THE EXERCISE:
Look for the string "mention" in the lines and copy each line that has it.

GIVEN DATA:
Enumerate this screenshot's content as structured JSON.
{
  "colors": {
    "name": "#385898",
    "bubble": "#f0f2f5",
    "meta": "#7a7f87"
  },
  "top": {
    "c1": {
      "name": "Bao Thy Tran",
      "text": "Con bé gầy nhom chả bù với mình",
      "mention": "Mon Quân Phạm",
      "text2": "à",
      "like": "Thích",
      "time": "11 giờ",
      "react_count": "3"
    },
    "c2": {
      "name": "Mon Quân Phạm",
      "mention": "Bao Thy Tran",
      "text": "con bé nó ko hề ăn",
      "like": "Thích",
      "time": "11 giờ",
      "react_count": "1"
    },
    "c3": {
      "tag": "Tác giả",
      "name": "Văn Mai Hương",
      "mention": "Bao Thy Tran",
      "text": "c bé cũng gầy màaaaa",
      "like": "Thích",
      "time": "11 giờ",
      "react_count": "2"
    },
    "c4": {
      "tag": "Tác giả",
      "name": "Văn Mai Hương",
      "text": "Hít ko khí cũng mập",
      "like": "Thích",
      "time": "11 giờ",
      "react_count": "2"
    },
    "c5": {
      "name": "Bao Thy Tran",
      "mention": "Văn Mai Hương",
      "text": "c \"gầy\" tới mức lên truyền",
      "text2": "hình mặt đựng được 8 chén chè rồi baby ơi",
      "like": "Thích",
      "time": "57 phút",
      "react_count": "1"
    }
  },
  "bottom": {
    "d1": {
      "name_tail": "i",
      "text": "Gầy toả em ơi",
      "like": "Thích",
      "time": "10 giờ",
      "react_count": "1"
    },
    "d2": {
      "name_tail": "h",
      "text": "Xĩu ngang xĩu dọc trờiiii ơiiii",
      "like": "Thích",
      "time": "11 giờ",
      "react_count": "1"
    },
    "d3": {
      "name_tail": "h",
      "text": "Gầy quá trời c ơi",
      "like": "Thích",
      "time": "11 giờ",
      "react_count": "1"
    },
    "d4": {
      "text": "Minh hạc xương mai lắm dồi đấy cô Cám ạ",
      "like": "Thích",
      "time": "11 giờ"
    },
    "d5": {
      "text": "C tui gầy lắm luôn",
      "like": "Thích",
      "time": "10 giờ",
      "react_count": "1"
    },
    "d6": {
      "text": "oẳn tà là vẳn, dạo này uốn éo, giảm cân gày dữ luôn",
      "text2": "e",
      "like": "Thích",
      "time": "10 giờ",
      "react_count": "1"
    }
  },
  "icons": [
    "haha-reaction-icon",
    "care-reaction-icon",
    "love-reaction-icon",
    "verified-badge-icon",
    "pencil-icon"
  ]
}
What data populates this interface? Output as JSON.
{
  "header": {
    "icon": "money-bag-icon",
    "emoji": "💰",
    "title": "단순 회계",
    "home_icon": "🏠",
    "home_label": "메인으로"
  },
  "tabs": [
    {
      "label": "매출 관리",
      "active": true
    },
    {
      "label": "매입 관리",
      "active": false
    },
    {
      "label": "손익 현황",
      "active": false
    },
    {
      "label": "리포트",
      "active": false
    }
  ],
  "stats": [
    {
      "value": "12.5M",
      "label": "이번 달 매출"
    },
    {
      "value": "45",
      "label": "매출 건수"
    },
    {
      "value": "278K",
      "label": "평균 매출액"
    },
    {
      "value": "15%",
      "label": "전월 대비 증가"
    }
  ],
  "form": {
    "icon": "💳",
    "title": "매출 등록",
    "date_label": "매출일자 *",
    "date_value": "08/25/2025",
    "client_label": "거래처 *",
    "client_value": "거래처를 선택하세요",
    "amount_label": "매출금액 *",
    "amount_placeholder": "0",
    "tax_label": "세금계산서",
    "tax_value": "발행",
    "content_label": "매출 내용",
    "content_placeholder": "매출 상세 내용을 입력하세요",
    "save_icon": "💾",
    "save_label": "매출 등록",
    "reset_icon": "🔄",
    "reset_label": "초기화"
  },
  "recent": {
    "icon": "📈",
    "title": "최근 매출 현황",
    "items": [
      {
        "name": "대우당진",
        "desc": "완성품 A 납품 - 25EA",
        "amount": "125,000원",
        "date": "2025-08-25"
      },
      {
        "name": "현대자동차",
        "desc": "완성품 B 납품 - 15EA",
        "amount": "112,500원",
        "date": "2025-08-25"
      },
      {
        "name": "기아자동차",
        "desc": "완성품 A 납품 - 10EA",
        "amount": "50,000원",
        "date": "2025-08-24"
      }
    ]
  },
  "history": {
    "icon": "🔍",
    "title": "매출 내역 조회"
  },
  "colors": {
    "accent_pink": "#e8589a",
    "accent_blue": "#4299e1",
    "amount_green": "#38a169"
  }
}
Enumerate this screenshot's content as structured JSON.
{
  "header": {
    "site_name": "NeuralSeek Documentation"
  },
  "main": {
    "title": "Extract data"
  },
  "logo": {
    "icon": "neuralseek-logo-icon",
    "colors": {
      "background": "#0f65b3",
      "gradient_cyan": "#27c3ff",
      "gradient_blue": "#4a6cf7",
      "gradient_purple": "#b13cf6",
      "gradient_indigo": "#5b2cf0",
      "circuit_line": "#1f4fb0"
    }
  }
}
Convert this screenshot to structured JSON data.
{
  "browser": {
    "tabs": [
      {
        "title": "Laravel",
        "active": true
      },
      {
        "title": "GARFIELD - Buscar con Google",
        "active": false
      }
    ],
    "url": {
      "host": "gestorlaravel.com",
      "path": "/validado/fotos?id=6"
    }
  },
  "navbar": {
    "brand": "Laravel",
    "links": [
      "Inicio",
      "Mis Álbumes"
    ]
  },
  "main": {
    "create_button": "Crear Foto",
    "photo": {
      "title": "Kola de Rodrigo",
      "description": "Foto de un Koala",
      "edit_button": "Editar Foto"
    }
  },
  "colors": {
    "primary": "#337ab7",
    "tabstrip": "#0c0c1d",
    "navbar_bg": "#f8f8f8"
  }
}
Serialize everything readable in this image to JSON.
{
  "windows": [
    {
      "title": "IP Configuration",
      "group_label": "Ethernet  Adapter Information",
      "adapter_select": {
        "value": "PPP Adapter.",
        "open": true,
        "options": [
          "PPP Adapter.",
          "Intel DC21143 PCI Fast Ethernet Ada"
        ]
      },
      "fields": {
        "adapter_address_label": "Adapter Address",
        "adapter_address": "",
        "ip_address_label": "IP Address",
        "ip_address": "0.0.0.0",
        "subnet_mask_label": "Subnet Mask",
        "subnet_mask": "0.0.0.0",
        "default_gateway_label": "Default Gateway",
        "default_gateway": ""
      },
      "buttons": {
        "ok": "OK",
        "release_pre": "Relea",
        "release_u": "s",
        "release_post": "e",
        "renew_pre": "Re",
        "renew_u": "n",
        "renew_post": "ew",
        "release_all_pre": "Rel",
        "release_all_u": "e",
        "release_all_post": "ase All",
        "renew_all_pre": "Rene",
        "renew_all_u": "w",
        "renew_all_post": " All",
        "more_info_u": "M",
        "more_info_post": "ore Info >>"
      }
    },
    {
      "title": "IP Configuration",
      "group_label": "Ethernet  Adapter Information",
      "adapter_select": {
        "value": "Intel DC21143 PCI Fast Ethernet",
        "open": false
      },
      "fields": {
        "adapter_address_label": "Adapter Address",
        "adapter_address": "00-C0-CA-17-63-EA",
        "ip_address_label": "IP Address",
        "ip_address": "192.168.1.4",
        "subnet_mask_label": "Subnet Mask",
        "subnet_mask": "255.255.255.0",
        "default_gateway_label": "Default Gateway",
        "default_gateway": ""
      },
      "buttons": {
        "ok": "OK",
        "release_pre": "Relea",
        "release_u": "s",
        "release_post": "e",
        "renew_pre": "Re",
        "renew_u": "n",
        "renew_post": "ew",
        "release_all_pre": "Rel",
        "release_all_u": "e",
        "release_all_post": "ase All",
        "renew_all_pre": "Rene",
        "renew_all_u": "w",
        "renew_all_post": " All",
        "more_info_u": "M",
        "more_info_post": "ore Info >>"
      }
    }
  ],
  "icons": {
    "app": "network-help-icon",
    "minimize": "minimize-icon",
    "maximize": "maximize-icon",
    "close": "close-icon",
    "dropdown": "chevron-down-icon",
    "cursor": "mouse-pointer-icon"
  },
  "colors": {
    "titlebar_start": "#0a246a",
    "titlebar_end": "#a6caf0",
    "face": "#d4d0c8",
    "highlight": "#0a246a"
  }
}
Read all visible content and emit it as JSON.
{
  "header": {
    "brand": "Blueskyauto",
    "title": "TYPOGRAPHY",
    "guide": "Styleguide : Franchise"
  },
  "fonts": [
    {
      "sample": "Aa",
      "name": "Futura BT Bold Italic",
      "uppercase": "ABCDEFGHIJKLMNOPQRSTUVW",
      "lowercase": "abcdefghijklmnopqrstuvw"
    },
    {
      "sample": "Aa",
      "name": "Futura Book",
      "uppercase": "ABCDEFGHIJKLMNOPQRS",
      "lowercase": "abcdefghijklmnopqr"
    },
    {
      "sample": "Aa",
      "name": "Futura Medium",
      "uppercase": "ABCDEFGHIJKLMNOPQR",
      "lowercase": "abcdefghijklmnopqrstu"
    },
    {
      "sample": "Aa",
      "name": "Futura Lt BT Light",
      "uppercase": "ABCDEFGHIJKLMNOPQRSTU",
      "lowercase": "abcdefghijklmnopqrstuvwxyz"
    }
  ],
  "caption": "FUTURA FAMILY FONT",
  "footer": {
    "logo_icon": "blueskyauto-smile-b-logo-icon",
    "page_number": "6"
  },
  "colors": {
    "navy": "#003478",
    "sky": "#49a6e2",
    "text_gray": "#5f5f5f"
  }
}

OUTPUT FOR THIS EXERCISE:
      "mention": "Mon Quân Phạm",
      "mention": "Bao Thy Tran",
      "mention": "Bao Thy Tran",
      "mention": "Văn Mai Hương",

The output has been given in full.